──────── Provided records ────────

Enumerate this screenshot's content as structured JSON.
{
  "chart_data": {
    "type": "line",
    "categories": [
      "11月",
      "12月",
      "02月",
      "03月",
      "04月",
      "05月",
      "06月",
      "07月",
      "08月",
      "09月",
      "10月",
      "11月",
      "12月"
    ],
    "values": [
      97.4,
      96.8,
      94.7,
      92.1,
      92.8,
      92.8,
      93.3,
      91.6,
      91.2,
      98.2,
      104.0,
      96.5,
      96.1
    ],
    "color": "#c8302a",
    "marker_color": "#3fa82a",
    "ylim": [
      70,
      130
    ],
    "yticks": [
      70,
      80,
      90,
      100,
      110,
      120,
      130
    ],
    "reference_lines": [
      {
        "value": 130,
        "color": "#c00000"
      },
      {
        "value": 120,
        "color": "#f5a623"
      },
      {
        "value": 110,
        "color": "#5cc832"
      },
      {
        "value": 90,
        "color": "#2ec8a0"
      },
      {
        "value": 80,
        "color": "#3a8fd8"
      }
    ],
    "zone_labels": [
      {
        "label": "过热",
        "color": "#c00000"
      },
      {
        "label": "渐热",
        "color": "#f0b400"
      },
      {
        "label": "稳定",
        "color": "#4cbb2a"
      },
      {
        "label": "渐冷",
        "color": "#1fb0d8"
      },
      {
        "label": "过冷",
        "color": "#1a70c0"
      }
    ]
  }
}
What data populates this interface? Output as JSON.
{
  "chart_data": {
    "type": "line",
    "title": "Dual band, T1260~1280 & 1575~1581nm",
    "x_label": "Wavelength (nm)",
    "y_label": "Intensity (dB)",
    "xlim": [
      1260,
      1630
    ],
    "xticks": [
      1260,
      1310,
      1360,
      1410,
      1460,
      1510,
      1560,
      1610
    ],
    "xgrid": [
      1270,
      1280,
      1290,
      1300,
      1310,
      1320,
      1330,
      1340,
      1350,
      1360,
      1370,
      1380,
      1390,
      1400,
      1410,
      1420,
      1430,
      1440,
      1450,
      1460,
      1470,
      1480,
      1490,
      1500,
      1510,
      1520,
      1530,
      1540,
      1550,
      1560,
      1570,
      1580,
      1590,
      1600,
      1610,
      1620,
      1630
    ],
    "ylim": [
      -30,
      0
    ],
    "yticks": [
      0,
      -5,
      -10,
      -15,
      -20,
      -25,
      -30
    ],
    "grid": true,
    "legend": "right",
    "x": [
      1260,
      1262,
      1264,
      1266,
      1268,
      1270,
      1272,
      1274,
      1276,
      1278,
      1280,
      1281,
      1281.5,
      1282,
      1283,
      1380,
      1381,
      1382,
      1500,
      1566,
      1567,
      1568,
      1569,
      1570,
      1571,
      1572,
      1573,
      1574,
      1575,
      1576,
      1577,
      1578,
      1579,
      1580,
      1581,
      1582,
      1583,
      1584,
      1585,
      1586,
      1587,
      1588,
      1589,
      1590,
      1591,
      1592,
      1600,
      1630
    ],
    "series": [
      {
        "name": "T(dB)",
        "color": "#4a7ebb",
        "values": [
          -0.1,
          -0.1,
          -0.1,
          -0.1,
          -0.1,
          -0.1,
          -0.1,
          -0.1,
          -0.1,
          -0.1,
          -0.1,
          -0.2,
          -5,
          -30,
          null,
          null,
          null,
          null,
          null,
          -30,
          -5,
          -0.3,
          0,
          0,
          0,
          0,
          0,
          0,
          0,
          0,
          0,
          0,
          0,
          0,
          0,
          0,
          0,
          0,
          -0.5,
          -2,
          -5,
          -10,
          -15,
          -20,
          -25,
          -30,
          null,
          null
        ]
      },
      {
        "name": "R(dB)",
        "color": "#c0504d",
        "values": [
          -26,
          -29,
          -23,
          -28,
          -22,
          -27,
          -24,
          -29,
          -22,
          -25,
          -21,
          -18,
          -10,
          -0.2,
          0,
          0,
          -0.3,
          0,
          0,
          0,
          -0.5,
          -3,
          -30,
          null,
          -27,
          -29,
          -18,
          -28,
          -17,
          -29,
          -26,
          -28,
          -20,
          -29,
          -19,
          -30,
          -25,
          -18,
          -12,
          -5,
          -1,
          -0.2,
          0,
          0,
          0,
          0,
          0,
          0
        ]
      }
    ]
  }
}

────────

Extract all of the data shown above and repeat it verbatim.

The solution:
Enumerate this screenshot's content as structured JSON.
{
  "chart_data": {
    "type": "line",
    "categories": [
      "11月",
      "12月",
      "02月",
      "03月",
      "04月",
      "05月",
      "06月",
      "07月",
      "08月",
      "09月",
      "10月",
      "11月",
      "12月"
    ],
    "values": [
      97.4,
      96.8,
      94.7,
      92.1,
      92.8,
      92.8,
      93.3,
      91.6,
      91.2,
      98.2,
      104.0,
      96.5,
      96.1
    ],
    "color": "#c8302a",
    "marker_color": "#3fa82a",
    "ylim": [
      70,
      130
    ],
    "yticks": [
      70,
      80,
      90,
      100,
      110,
      120,
      130
    ],
    "reference_lines": [
      {
        "value": 130,
        "color": "#c00000"
      },
      {
        "value": 120,
        "color": "#f5a623"
      },
      {
        "value": 110,
        "color": "#5cc832"
      },
      {
        "value": 90,
        "color": "#2ec8a0"
      },
      {
        "value": 80,
        "color": "#3a8fd8"
      }
    ],
    "zone_labels": [
      {
        "label": "过热",
        "color": "#c00000"
      },
      {
        "label": "渐热",
        "color": "#f0b400"
      },
      {
        "label": "稳定",
        "color": "#4cbb2a"
      },
      {
        "label": "渐冷",
        "color": "#1fb0d8"
      },
      {
        "label": "过冷",
        "color": "#1a70c0"
      }
    ]
  }
}
What data populates this interface? Output as JSON.
{
  "chart_data": {
    "type": "line",
    "title": "Dual band, T1260~1280 & 1575~1581nm",
    "x_label": "Wavelength (nm)",
    "y_label": "Intensity (dB)",
    "xlim": [
      1260,
      1630
    ],
    "xticks": [
      1260,
      1310,
      1360,
      1410,
      1460,
      1510,
      1560,
      1610
    ],
    "xgrid": [
      1270,
      1280,
      1290,
      1300,
      1310,
      1320,
      1330,
      1340,
      1350,
      1360,
      1370,
      1380,
      1390,
      1400,
      1410,
      1420,
      1430,
      1440,
      1450,
      1460,
      1470,
      1480,
      1490,
      1500,
      1510,
      1520,
      1530,
      1540,
      1550,
      1560,
      1570,
      1580,
      1590,
      1600,
      1610,
      1620,
      1630
    ],
    "ylim": [
      -30,
      0
    ],
    "yticks": [
      0,
      -5,
      -10,
      -15,
      -20,
      -25,
      -30
    ],
    "grid": true,
    "legend": "right",
    "x": [
      1260,
      1262,
      1264,
      1266,
      1268,
      1270,
      1272,
      1274,
      1276,
      1278,
      1280,
      1281,
      1281.5,
      1282,
      1283,
      1380,
      1381,
      1382,
      1500,
      1566,
      1567,
      1568,
      1569,
      1570,
      1571,
      1572,
      1573,
      1574,
      1575,
      1576,
      1577,
      1578,
      1579,
      1580,
      1581,
      1582,
      1583,
      1584,
      1585,
      1586,
      1587,
      1588,
      1589,
      1590,
      1591,
      1592,
      1600,
      1630
    ],
    "series": [
      {
        "name": "T(dB)",
        "color": "#4a7ebb",
        "values": [
          -0.1,
          -0.1,
          -0.1,
          -0.1,
          -0.1,
          -0.1,
          -0.1,
          -0.1,
          -0.1,
          -0.1,
          -0.1,
          -0.2,
          -5,
          -30,
          null,
          null,
          null,
          null,
          null,
          -30,
          -5,
          -0.3,
          0,
          0,
          0,
          0,
          0,
          0,
          0,
          0,
          0,
          0,
          0,
          0,
          0,
          0,
          0,
          0,
          -0.5,
          -2,
          -5,
          -10,
          -15,
          -20,
          -25,
          -30,
          null,
          null
        ]
      },
      {
        "name": "R(dB)",
        "color": "#c0504d",
        "values": [
          -26,
          -29,
          -23,
          -28,
          -22,
          -27,
          -24,
          -29,
          -22,
          -25,
          -21,
          -18,
          -10,
          -0.2,
          0,
          0,
          -0.3,
          0,
          0,
          0,
          -0.5,
          -3,
          -30,
          null,
          -27,
          -29,
          -18,
          -28,
          -17,
          -29,
          -26,
          -28,
          -20,
          -29,
          -19,
          -30,
          -25,
          -18,
          -12,
          -5,
          -1,
          -0.2,
          0,
          0,
          0,
          0,
          0,
          0
        ]
      }
    ]
  }
}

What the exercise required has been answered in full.